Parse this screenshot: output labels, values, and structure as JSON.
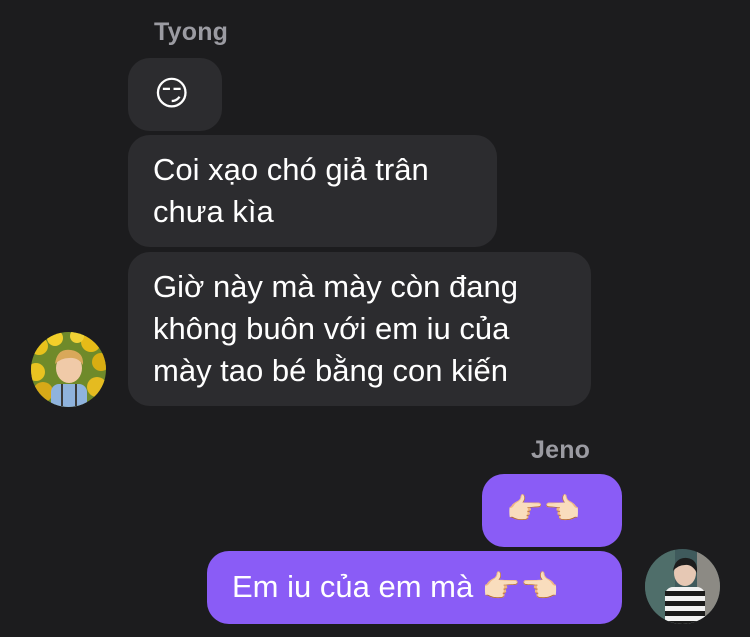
{
  "conversation": {
    "incoming_sender": "Tyong",
    "outgoing_sender": "Jeno",
    "incoming_messages": [
      {
        "text": "😏"
      },
      {
        "text": "Coi xạo chó giả trân\nchưa kìa"
      },
      {
        "text": "Giờ này mà mày còn đang\nkhông buôn với em iu của\nmày tao bé bằng con kiến"
      }
    ],
    "outgoing_messages": [
      {
        "text": "👉🏻👈🏻"
      },
      {
        "text": "Em iu của em mà 👉🏻👈🏻"
      }
    ]
  },
  "colors": {
    "background": "#1c1c1e",
    "incoming_bubble": "#2c2c2f",
    "outgoing_bubble": "#8a5cf6",
    "sender_name": "#9b9ba2"
  },
  "icons": {
    "incoming_avatar": "avatar-photo-sunflowers",
    "outgoing_avatar": "avatar-photo-striped-sweater"
  }
}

◇ ◇ ◇ ◇ ◇ ◇ ◇

**WHAT IS BEING ASKED**
Pictures in the records above should not be copied. Repeat everything else exactly.

**CORRECT RESPONSE**
Parse this screenshot: output labels, values, and structure as JSON.
{
  "conversation": {
    "incoming_sender": "Tyong",
    "outgoing_sender": "Jeno",
    "incoming_messages": [
      {
        "text": "😏"
      },
      {
        "text": "Coi xạo chó giả trân\nchưa kìa"
      },
      {
        "text": "Giờ này mà mày còn đang\nkhông buôn với em iu của\nmày tao bé bằng con kiến"
      }
    ],
    "outgoing_messages": [
      {
        "text": "👉🏻👈🏻"
      },
      {
        "text": "Em iu của em mà 👉🏻👈🏻"
      }
    ]
  },
  "colors": {
    "background": "#1c1c1e",
    "incoming_bubble": "#2c2c2f",
    "outgoing_bubble": "#8a5cf6",
    "sender_name": "#9b9ba2"
  },
  "icons": {
    "incoming_avatar": "avatar-photo-sunflowers",
    "outgoing_avatar": "avatar-photo-striped-sweater"
  }
}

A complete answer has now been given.